Available data »
§ §

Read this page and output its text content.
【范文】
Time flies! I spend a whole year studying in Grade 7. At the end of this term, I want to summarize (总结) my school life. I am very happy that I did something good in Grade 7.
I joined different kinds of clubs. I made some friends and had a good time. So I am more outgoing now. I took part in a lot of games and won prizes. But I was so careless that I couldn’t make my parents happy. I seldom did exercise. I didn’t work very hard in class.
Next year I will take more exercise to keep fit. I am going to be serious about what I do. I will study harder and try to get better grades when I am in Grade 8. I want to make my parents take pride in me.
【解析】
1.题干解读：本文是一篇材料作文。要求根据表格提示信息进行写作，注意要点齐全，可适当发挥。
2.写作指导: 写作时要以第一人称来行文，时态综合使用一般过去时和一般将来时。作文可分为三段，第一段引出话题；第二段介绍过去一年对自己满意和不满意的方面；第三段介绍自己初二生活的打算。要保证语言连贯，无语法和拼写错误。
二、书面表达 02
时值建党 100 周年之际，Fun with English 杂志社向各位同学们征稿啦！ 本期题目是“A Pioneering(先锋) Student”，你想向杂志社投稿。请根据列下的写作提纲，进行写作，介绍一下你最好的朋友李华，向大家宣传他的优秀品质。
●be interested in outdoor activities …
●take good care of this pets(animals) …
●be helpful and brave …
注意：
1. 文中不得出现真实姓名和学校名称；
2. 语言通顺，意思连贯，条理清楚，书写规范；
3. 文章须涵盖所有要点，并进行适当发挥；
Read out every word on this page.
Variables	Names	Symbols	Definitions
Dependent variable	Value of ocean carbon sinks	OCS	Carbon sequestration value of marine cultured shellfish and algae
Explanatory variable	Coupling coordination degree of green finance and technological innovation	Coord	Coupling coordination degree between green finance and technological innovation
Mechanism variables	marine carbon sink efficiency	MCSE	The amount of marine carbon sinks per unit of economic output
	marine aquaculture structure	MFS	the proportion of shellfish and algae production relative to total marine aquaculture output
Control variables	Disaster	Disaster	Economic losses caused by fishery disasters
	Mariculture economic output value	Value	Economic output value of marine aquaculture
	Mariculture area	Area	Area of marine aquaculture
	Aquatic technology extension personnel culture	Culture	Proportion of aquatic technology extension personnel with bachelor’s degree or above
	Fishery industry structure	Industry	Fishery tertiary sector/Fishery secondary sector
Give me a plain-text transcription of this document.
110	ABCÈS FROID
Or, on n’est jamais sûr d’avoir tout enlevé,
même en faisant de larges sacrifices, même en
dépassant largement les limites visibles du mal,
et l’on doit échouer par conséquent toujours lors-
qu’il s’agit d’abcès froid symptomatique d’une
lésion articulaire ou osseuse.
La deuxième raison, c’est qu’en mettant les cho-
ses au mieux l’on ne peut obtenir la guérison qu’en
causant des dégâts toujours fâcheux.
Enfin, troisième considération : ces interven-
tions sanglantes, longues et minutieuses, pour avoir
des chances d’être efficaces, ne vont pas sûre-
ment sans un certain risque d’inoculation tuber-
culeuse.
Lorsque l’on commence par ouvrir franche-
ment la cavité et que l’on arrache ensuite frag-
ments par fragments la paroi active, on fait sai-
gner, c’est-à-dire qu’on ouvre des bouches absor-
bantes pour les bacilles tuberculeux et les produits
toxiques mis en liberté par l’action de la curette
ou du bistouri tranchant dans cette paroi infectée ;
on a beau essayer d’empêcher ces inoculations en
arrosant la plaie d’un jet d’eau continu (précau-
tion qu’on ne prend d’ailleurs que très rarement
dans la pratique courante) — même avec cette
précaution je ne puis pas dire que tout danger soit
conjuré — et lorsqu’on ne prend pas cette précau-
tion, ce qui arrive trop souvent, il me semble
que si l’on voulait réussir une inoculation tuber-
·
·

§ §

Retype the listing. Match it exactly.

Read this page and output its text content.
【范文】
Time flies! I spend a whole year studying in Grade 7. At the end of this term, I want to summarize (总结) my school life. I am very happy that I did something good in Grade 7.
I joined different kinds of clubs. I made some friends and had a good time. So I am more outgoing now. I took part in a lot of games and won prizes. But I was so careless that I couldn’t make my parents happy. I seldom did exercise. I didn’t work very hard in class.
Next year I will take more exercise to keep fit. I am going to be serious about what I do. I will study harder and try to get better grades when I am in Grade 8. I want to make my parents take pride in me.
【解析】
1.题干解读：本文是一篇材料作文。要求根据表格提示信息进行写作，注意要点齐全，可适当发挥。
2.写作指导: 写作时要以第一人称来行文，时态综合使用一般过去时和一般将来时。作文可分为三段，第一段引出话题；第二段介绍过去一年对自己满意和不满意的方面；第三段介绍自己初二生活的打算。要保证语言连贯，无语法和拼写错误。
二、书面表达 02
时值建党 100 周年之际，Fun with English 杂志社向各位同学们征稿啦！ 本期题目是“A Pioneering(先锋) Student”，你想向杂志社投稿。请根据列下的写作提纲，进行写作，介绍一下你最好的朋友李华，向大家宣传他的优秀品质。
●be interested in outdoor activities …
●take good care of this pets(animals) …
●be helpful and brave …
注意：
1. 文中不得出现真实姓名和学校名称；
2. 语言通顺，意思连贯，条理清楚，书写规范；
3. 文章须涵盖所有要点，并进行适当发挥；
Read out every word on this page.
Variables	Names	Symbols	Definitions
Dependent variable	Value of ocean carbon sinks	OCS	Carbon sequestration value of marine cultured shellfish and algae
Explanatory variable	Coupling coordination degree of green finance and technological innovation	Coord	Coupling coordination degree between green finance and technological innovation
Mechanism variables	marine carbon sink efficiency	MCSE	The amount of marine carbon sinks per unit of economic output
	marine aquaculture structure	MFS	the proportion of shellfish and algae production relative to total marine aquaculture output
Control variables	Disaster	Disaster	Economic losses caused by fishery disasters
	Mariculture economic output value	Value	Economic output value of marine aquaculture
	Mariculture area	Area	Area of marine aquaculture
	Aquatic technology extension personnel culture	Culture	Proportion of aquatic technology extension personnel with bachelor’s degree or above
	Fishery industry structure	Industry	Fishery tertiary sector/Fishery secondary sector
Give me a plain-text transcription of this document.
110	ABCÈS FROID
Or, on n’est jamais sûr d’avoir tout enlevé,
même en faisant de larges sacrifices, même en
dépassant largement les limites visibles du mal,
et l’on doit échouer par conséquent toujours lors-
qu’il s’agit d’abcès froid symptomatique d’une
lésion articulaire ou osseuse.
La deuxième raison, c’est qu’en mettant les cho-
ses au mieux l’on ne peut obtenir la guérison qu’en
causant des dégâts toujours fâcheux.
Enfin, troisième considération : ces interven-
tions sanglantes, longues et minutieuses, pour avoir
des chances d’être efficaces, ne vont pas sûre-
ment sans un certain risque d’inoculation tuber-
culeuse.
Lorsque l’on commence par ouvrir franche-
ment la cavité et que l’on arrache ensuite frag-
ments par fragments la paroi active, on fait sai-
gner, c’est-à-dire qu’on ouvre des bouches absor-
bantes pour les bacilles tuberculeux et les produits
toxiques mis en liberté par l’action de la curette
ou du bistouri tranchant dans cette paroi infectée ;
on a beau essayer d’empêcher ces inoculations en
arrosant la plaie d’un jet d’eau continu (précau-
tion qu’on ne prend d’ailleurs que très rarement
dans la pratique courante) — même avec cette
précaution je ne puis pas dire que tout danger soit
conjuré — et lorsqu’on ne prend pas cette précau-
tion, ce qui arrive trop souvent, il me semble
que si l’on voulait réussir une inoculation tuber-
·
·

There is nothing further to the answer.